» To do:
Determine how many lines contain the string "sobre". Respond with that number and nothing more.

-- BEGIN Records to use --

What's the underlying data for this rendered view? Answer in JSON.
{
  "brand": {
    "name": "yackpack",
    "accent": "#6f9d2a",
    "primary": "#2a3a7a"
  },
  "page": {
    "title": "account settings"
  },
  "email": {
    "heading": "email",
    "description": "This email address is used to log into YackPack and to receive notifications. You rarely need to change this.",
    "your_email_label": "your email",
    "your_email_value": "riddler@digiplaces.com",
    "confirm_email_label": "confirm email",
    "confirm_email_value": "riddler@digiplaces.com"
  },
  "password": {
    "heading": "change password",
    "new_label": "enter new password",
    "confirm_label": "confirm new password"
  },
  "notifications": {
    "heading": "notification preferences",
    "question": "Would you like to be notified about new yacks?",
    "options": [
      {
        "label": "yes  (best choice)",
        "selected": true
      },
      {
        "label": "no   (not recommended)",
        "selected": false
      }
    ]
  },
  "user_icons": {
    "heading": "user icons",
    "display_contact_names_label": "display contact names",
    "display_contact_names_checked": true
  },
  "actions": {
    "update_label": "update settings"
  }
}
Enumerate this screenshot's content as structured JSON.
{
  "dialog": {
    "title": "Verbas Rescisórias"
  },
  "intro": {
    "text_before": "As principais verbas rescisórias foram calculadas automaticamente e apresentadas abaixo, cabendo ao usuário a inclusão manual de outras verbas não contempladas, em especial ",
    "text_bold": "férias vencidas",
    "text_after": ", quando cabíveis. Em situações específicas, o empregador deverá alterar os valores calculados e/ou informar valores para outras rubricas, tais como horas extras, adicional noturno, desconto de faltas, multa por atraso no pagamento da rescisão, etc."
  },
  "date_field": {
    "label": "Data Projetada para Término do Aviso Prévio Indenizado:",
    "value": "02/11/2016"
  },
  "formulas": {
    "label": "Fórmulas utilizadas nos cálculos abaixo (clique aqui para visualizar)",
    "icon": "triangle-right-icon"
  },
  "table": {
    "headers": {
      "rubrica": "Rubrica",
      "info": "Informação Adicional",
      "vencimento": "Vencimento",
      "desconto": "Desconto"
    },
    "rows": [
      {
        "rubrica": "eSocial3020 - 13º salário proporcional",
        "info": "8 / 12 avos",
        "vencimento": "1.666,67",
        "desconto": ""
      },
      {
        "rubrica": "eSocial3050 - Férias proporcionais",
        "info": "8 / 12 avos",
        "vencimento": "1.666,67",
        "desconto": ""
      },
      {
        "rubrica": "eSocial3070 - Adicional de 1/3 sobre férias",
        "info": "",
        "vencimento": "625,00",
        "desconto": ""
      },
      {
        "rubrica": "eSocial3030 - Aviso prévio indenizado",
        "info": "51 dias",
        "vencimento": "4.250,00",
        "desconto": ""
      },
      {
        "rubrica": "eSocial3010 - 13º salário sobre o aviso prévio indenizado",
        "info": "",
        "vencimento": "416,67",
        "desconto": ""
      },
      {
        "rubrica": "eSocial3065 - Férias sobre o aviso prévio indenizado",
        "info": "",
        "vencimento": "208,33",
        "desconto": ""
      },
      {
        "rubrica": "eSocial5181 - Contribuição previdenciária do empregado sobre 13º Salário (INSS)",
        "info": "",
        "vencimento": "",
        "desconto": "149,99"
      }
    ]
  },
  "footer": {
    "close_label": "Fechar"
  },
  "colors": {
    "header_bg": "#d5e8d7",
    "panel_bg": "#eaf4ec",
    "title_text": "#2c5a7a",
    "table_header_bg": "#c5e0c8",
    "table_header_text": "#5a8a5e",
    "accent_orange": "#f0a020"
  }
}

-- END Records to use --

» Finished task:
4